→ **AIM OF THE EXERCISE**:
Without the pictures, output the records below word for word.

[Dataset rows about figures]

[START]

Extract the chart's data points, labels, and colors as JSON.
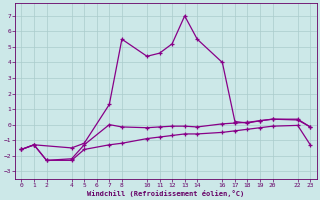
{
  "xlabel": "Windchill (Refroidissement éolien,°C)",
  "background_color": "#cce8e8",
  "grid_color": "#aacccc",
  "line_color": "#880088",
  "xlim": [
    -0.5,
    23.5
  ],
  "ylim": [
    -3.5,
    7.8
  ],
  "xticks": [
    0,
    1,
    2,
    4,
    5,
    6,
    7,
    8,
    10,
    11,
    12,
    13,
    14,
    16,
    17,
    18,
    19,
    20,
    22,
    23
  ],
  "yticks": [
    -3,
    -2,
    -1,
    0,
    1,
    2,
    3,
    4,
    5,
    6,
    7
  ],
  "curve1_x": [
    0,
    1,
    4,
    5,
    7,
    8,
    10,
    11,
    12,
    13,
    14,
    16,
    17,
    18,
    19,
    20,
    22,
    23
  ],
  "curve1_y": [
    -1.6,
    -1.3,
    -1.5,
    -1.2,
    1.3,
    5.5,
    4.4,
    4.6,
    5.2,
    7.0,
    5.5,
    4.0,
    0.2,
    0.1,
    0.25,
    0.35,
    0.3,
    -0.15
  ],
  "curve2_x": [
    0,
    1,
    2,
    4,
    5,
    7,
    8,
    10,
    11,
    12,
    13,
    14,
    16,
    17,
    18,
    19,
    20,
    22,
    23
  ],
  "curve2_y": [
    -1.6,
    -1.3,
    -2.3,
    -2.2,
    -1.3,
    0.0,
    -0.15,
    -0.2,
    -0.15,
    -0.1,
    -0.1,
    -0.15,
    0.05,
    0.1,
    0.15,
    0.25,
    0.35,
    0.35,
    -0.15
  ],
  "curve3_x": [
    0,
    1,
    2,
    4,
    5,
    7,
    8,
    10,
    11,
    12,
    13,
    14,
    16,
    17,
    18,
    19,
    20,
    22,
    23
  ],
  "curve3_y": [
    -1.6,
    -1.3,
    -2.3,
    -2.3,
    -1.6,
    -1.3,
    -1.2,
    -0.9,
    -0.8,
    -0.7,
    -0.6,
    -0.6,
    -0.5,
    -0.4,
    -0.3,
    -0.2,
    -0.1,
    -0.05,
    -1.3
  ]
}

[END]

→ **RESULT OF THIS EXERCISE**:
Extract the chart's data points, labels, and colors as JSON.
{
  "xlabel": "Windchill (Refroidissement éolien,°C)",
  "background_color": "#cce8e8",
  "grid_color": "#aacccc",
  "line_color": "#880088",
  "xlim": [
    -0.5,
    23.5
  ],
  "ylim": [
    -3.5,
    7.8
  ],
  "xticks": [
    0,
    1,
    2,
    4,
    5,
    6,
    7,
    8,
    10,
    11,
    12,
    13,
    14,
    16,
    17,
    18,
    19,
    20,
    22,
    23
  ],
  "yticks": [
    -3,
    -2,
    -1,
    0,
    1,
    2,
    3,
    4,
    5,
    6,
    7
  ],
  "curve1_x": [
    0,
    1,
    4,
    5,
    7,
    8,
    10,
    11,
    12,
    13,
    14,
    16,
    17,
    18,
    19,
    20,
    22,
    23
  ],
  "curve1_y": [
    -1.6,
    -1.3,
    -1.5,
    -1.2,
    1.3,
    5.5,
    4.4,
    4.6,
    5.2,
    7.0,
    5.5,
    4.0,
    0.2,
    0.1,
    0.25,
    0.35,
    0.3,
    -0.15
  ],
  "curve2_x": [
    0,
    1,
    2,
    4,
    5,
    7,
    8,
    10,
    11,
    12,
    13,
    14,
    16,
    17,
    18,
    19,
    20,
    22,
    23
  ],
  "curve2_y": [
    -1.6,
    -1.3,
    -2.3,
    -2.2,
    -1.3,
    0.0,
    -0.15,
    -0.2,
    -0.15,
    -0.1,
    -0.1,
    -0.15,
    0.05,
    0.1,
    0.15,
    0.25,
    0.35,
    0.35,
    -0.15
  ],
  "curve3_x": [
    0,
    1,
    2,
    4,
    5,
    7,
    8,
    10,
    11,
    12,
    13,
    14,
    16,
    17,
    18,
    19,
    20,
    22,
    23
  ],
  "curve3_y": [
    -1.6,
    -1.3,
    -2.3,
    -2.3,
    -1.6,
    -1.3,
    -1.2,
    -0.9,
    -0.8,
    -0.7,
    -0.6,
    -0.6,
    -0.5,
    -0.4,
    -0.3,
    -0.2,
    -0.1,
    -0.05,
    -1.3
  ]
}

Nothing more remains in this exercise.